Task directions » Search the material below for the string "title" and extract each line that has it.

Working data »
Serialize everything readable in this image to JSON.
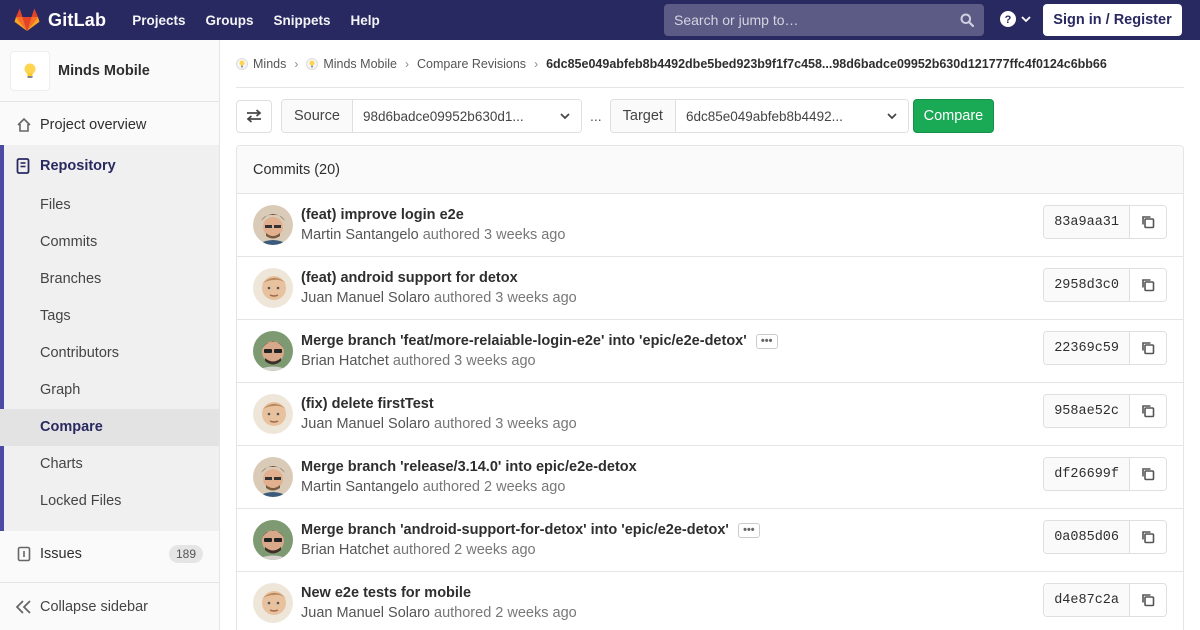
{
  "navbar": {
    "brand": "GitLab",
    "links": [
      "Projects",
      "Groups",
      "Snippets",
      "Help"
    ],
    "search_placeholder": "Search or jump to…",
    "signin_label": "Sign in / Register"
  },
  "sidebar": {
    "project_name": "Minds Mobile",
    "overview_label": "Project overview",
    "repository_label": "Repository",
    "repo_items": [
      "Files",
      "Commits",
      "Branches",
      "Tags",
      "Contributors",
      "Graph",
      "Compare",
      "Charts",
      "Locked Files"
    ],
    "active_item": "Compare",
    "issues_label": "Issues",
    "issues_count": "189",
    "collapse_label": "Collapse sidebar"
  },
  "breadcrumb": {
    "items": [
      "Minds",
      "Minds Mobile",
      "Compare Revisions"
    ],
    "current": "6dc85e049abfeb8b4492dbe5bed923b9f1f7c458...98d6badce09952b630d121777ffc4f0124c6bb66"
  },
  "compare": {
    "source_label": "Source",
    "source_value": "98d6badce09952b630d1...",
    "ellipsis": "...",
    "target_label": "Target",
    "target_value": "6dc85e049abfeb8b4492...",
    "compare_button": "Compare"
  },
  "commits": {
    "header": "Commits (20)",
    "authored_word": "authored",
    "rows": [
      {
        "title": "(feat) improve login e2e",
        "author": "Martin Santangelo",
        "time": "3 weeks ago",
        "sha": "83a9aa31",
        "has_more": false,
        "avatar": "martin"
      },
      {
        "title": "(feat) android support for detox",
        "author": "Juan Manuel Solaro",
        "time": "3 weeks ago",
        "sha": "2958d3c0",
        "has_more": false,
        "avatar": "juan"
      },
      {
        "title": "Merge branch 'feat/more-relaiable-login-e2e' into 'epic/e2e-detox'",
        "author": "Brian Hatchet",
        "time": "3 weeks ago",
        "sha": "22369c59",
        "has_more": true,
        "avatar": "brian"
      },
      {
        "title": "(fix) delete firstTest",
        "author": "Juan Manuel Solaro",
        "time": "3 weeks ago",
        "sha": "958ae52c",
        "has_more": false,
        "avatar": "juan"
      },
      {
        "title": "Merge branch 'release/3.14.0' into epic/e2e-detox",
        "author": "Martin Santangelo",
        "time": "2 weeks ago",
        "sha": "df26699f",
        "has_more": false,
        "avatar": "martin"
      },
      {
        "title": "Merge branch 'android-support-for-detox' into 'epic/e2e-detox'",
        "author": "Brian Hatchet",
        "time": "2 weeks ago",
        "sha": "0a085d06",
        "has_more": true,
        "avatar": "brian"
      },
      {
        "title": "New e2e tests for mobile",
        "author": "Juan Manuel Solaro",
        "time": "2 weeks ago",
        "sha": "d4e87c2a",
        "has_more": false,
        "avatar": "juan"
      }
    ]
  },
  "colors": {
    "navbar": "#292961",
    "accent": "#4b4ba3",
    "compare_green": "#1aaa55"
  },
  "icons": [
    "gitlab-logo-icon",
    "search-icon",
    "help-icon",
    "chevron-down-icon",
    "home-icon",
    "repository-icon",
    "issues-icon",
    "collapse-icon",
    "swap-icon",
    "copy-icon",
    "lightbulb-icon"
  ]
}
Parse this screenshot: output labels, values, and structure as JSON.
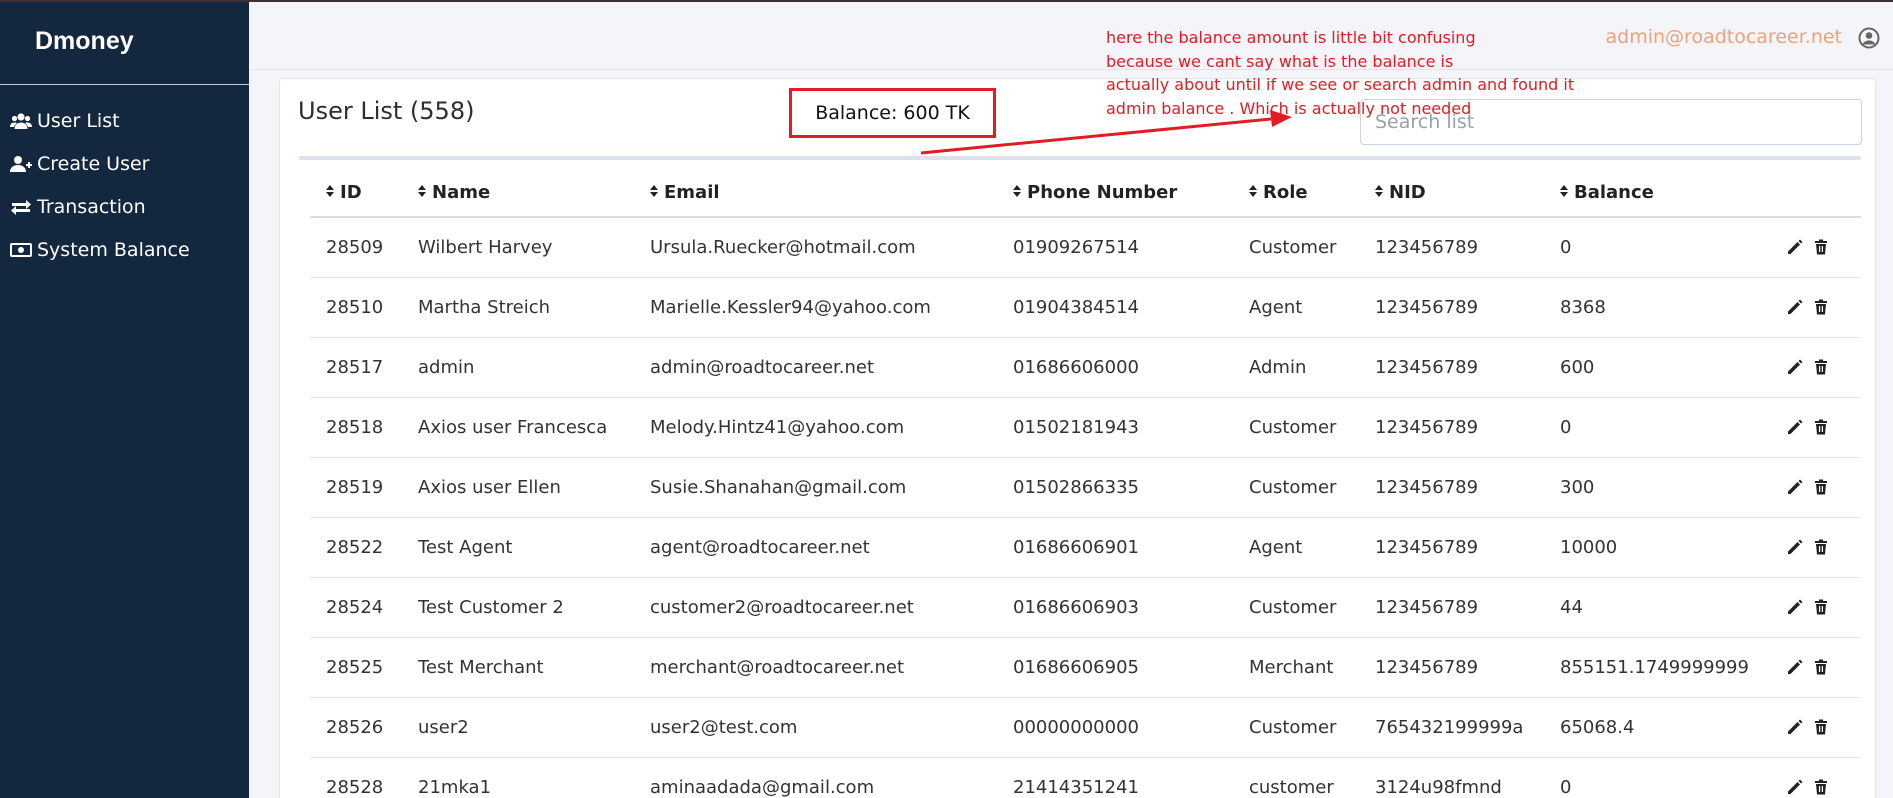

Final result »
        "title": "(feat) improve login e2e",
        "title": "(feat) android support for detox",
        "title": "Merge branch 'feat/more-relaiable-login-e2e' into 'epic/e2e-detox'",
        "title": "(fix) delete firstTest",
        "title": "Merge branch 'release/3.14.0' into epic/e2e-detox",
        "title": "Merge branch 'android-support-for-detox' into 'epic/e2e-detox'",
        "title": "New e2e tests for mobile",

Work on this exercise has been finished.